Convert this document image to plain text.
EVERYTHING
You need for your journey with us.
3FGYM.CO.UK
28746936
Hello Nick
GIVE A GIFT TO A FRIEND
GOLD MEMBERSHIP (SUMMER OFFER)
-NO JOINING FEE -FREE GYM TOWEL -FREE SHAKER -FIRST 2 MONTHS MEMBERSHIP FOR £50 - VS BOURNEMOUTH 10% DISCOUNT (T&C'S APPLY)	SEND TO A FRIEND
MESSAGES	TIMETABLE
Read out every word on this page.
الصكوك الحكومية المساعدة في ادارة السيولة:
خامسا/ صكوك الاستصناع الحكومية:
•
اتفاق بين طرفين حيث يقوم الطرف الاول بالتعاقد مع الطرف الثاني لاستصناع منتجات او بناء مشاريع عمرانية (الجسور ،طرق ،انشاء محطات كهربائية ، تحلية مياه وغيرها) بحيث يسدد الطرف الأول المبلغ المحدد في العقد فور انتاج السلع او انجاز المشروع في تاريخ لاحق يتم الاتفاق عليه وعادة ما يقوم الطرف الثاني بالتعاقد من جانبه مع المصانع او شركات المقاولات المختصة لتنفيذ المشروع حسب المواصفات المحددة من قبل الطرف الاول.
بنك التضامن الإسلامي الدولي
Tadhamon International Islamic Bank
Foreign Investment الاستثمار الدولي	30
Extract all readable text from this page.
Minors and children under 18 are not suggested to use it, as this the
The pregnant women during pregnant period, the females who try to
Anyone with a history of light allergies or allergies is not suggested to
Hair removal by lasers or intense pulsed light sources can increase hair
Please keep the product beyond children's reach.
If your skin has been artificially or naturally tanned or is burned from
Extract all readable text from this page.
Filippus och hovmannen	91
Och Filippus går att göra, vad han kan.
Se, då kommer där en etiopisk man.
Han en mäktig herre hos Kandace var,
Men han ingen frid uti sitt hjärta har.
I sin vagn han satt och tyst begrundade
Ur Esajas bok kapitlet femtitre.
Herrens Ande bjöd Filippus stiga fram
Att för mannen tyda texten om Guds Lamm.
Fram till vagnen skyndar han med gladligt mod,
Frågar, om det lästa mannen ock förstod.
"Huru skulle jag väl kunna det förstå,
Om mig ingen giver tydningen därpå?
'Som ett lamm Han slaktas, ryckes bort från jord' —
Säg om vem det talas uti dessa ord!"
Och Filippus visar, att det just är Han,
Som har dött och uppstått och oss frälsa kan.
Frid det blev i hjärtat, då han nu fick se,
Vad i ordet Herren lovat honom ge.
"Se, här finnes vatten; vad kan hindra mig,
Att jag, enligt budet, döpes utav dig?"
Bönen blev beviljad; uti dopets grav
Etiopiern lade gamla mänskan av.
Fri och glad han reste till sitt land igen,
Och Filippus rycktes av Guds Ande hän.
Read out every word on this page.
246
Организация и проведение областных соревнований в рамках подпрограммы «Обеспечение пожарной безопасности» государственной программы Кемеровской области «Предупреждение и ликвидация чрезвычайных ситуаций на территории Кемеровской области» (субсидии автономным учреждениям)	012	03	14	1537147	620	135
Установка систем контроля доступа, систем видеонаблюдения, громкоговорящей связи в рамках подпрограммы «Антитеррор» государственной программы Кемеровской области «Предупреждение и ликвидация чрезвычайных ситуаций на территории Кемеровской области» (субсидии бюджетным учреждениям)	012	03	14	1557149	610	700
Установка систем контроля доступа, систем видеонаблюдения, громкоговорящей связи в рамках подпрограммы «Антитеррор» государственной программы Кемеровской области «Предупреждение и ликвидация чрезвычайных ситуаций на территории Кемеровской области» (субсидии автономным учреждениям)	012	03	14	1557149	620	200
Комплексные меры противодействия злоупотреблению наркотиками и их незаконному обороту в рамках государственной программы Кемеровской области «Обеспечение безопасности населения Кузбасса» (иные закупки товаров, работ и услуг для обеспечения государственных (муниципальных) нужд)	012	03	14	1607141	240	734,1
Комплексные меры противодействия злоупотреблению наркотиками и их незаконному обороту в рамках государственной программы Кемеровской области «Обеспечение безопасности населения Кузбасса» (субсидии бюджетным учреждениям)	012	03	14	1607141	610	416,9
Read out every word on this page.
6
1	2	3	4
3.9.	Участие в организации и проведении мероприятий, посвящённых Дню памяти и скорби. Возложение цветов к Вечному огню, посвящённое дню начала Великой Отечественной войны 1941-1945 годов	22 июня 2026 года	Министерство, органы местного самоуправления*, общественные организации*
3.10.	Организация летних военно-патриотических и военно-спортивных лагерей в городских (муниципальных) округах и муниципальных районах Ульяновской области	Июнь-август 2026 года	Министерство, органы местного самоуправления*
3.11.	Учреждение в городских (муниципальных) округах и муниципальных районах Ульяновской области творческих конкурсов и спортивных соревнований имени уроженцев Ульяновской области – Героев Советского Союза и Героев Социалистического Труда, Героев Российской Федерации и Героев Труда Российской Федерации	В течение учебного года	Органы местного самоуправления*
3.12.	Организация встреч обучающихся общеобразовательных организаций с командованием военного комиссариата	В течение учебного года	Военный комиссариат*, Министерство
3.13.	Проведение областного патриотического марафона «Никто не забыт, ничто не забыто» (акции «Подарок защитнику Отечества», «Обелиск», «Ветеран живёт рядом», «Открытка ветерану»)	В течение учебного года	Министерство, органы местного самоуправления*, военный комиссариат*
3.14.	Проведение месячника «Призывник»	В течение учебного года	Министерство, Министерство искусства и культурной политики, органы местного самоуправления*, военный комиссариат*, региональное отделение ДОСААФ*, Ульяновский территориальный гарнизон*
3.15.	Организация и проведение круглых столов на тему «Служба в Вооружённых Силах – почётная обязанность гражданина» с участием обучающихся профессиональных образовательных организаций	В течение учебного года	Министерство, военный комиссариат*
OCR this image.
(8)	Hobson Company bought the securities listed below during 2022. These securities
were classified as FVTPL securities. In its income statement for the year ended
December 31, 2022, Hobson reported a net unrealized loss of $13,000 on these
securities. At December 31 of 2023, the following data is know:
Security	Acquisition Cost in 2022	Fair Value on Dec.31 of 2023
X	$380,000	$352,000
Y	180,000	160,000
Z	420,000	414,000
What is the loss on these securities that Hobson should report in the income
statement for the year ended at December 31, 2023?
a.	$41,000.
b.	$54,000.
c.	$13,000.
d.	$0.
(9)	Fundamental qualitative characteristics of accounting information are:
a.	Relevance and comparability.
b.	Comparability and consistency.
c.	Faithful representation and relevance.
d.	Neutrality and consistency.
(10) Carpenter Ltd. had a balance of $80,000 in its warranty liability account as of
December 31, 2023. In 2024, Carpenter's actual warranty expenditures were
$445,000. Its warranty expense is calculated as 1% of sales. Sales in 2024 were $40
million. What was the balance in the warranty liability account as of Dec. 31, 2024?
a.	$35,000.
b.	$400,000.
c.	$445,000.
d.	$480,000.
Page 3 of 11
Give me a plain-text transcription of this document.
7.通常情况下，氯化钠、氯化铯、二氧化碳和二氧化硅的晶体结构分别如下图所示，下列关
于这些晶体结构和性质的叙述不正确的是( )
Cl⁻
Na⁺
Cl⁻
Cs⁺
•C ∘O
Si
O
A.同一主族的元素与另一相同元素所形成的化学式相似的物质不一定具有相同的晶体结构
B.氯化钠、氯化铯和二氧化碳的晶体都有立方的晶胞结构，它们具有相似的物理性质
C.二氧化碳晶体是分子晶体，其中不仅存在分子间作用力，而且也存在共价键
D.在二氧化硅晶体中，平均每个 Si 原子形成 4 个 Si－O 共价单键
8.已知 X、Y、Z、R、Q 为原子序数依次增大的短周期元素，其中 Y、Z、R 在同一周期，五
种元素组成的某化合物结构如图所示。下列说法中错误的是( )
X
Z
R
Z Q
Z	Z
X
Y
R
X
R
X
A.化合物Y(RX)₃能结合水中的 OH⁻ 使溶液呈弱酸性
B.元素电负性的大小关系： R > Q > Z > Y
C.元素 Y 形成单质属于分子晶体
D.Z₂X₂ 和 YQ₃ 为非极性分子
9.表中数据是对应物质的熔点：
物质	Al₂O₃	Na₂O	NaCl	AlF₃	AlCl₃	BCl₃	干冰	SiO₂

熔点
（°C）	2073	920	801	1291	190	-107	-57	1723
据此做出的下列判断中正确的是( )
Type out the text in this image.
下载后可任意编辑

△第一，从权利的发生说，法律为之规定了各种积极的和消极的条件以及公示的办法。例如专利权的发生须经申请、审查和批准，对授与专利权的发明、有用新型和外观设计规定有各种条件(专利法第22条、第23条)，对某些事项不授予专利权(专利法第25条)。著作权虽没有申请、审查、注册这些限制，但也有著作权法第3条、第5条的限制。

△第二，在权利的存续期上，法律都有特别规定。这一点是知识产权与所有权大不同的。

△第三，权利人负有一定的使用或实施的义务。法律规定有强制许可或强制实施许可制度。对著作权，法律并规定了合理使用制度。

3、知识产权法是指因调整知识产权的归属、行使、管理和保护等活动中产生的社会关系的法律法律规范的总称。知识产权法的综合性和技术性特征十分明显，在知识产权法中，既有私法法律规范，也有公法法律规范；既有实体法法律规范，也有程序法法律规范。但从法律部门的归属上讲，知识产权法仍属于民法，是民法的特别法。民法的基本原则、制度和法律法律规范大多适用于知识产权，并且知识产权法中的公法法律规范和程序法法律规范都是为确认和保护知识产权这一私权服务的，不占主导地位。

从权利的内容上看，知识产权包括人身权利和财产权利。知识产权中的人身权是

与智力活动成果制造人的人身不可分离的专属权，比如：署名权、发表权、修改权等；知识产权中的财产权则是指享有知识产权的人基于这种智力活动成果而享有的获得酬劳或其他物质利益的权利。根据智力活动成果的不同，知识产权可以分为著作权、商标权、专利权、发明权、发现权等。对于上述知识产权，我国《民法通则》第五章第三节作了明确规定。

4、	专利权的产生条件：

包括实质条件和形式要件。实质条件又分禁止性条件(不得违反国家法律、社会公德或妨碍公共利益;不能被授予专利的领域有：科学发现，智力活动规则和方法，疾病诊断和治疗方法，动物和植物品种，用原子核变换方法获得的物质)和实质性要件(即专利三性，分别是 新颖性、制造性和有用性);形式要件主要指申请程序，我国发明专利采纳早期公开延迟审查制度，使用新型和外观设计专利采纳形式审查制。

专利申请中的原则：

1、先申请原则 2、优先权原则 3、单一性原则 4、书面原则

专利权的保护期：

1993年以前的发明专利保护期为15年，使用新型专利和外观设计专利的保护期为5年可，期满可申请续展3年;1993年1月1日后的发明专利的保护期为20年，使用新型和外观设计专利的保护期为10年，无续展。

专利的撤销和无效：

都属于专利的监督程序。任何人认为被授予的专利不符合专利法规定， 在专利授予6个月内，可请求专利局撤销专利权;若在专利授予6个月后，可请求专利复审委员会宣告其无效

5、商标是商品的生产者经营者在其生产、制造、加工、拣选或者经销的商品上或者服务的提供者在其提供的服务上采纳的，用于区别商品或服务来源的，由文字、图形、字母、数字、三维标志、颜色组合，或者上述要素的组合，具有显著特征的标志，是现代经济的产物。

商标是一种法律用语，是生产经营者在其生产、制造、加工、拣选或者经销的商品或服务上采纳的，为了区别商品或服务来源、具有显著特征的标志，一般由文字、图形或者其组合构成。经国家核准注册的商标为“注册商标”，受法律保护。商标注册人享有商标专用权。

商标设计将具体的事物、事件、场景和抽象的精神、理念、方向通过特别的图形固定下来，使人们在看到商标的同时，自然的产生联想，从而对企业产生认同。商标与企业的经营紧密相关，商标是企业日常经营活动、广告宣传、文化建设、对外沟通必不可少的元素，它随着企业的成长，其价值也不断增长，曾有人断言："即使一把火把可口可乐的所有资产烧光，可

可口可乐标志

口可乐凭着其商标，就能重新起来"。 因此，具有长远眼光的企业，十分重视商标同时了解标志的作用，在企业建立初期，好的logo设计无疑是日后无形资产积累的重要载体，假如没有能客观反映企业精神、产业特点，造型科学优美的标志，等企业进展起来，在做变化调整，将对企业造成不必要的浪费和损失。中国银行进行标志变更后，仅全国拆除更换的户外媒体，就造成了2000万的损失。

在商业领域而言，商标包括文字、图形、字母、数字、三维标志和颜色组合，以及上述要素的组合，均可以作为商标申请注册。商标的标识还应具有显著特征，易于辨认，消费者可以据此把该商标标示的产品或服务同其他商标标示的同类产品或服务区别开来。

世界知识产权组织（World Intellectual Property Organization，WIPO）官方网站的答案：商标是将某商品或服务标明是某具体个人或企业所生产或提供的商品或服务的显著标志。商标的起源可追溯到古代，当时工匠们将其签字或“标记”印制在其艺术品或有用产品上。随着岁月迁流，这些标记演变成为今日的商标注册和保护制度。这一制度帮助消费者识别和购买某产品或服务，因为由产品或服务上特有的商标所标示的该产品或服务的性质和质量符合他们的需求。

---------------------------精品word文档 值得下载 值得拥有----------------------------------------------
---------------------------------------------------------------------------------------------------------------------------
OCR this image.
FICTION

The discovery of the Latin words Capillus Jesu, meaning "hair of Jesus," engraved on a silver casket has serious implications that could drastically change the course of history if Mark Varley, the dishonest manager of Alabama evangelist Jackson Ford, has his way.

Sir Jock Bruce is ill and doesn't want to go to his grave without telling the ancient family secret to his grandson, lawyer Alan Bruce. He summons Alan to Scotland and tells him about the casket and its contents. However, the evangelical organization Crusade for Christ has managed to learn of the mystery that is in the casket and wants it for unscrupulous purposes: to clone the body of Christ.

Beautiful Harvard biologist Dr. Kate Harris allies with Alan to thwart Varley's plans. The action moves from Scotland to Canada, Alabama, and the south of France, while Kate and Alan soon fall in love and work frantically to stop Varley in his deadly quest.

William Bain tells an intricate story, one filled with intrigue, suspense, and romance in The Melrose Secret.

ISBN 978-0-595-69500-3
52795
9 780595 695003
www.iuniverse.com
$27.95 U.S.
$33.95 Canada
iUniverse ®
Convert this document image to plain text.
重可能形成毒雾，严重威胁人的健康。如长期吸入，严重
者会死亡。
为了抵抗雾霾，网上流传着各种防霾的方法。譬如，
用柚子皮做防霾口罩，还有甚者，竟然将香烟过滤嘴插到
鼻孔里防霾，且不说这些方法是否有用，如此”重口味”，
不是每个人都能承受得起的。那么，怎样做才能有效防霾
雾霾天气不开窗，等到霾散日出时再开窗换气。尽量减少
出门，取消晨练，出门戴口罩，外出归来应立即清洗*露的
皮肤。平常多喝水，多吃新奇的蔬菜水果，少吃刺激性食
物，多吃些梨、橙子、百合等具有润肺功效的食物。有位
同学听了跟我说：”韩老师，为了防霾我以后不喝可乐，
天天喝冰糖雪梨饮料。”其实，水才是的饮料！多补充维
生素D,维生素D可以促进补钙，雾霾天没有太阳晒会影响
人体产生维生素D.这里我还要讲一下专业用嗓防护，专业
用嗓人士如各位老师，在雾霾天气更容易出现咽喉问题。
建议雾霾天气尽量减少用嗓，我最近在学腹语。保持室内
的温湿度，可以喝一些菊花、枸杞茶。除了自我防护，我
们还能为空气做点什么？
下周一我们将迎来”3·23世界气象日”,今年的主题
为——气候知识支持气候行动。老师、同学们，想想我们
====================
— YOUR INSTRUCTIONS —
What number of lines in the records contain the word "чрезвычайных"? Answer with that number alone.

— RESULT BELOW —
3